* _WHAT TO DO_
Repeat every entry word for word, skipping the pictures.
— Begin INFORMATION PROVIDED —
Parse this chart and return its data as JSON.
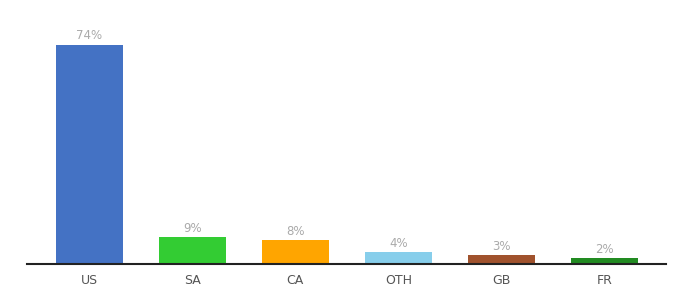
{
  "categories": [
    "US",
    "SA",
    "CA",
    "OTH",
    "GB",
    "FR"
  ],
  "values": [
    74,
    9,
    8,
    4,
    3,
    2
  ],
  "labels": [
    "74%",
    "9%",
    "8%",
    "4%",
    "3%",
    "2%"
  ],
  "bar_colors": [
    "#4472C4",
    "#33CC33",
    "#FFA500",
    "#87CEEB",
    "#A0522D",
    "#228B22"
  ],
  "background_color": "#ffffff",
  "ylim": [
    0,
    84
  ],
  "label_fontsize": 8.5,
  "tick_fontsize": 9,
  "label_color": "#aaaaaa",
  "tick_color": "#555555"
}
— End INFORMATION PROVIDED —
* _CORRECT OUTPUT_
Parse this chart and return its data as JSON.
{
  "categories": [
    "US",
    "SA",
    "CA",
    "OTH",
    "GB",
    "FR"
  ],
  "values": [
    74,
    9,
    8,
    4,
    3,
    2
  ],
  "labels": [
    "74%",
    "9%",
    "8%",
    "4%",
    "3%",
    "2%"
  ],
  "bar_colors": [
    "#4472C4",
    "#33CC33",
    "#FFA500",
    "#87CEEB",
    "#A0522D",
    "#228B22"
  ],
  "background_color": "#ffffff",
  "ylim": [
    0,
    84
  ],
  "label_fontsize": 8.5,
  "tick_fontsize": 9,
  "label_color": "#aaaaaa",
  "tick_color": "#555555"
}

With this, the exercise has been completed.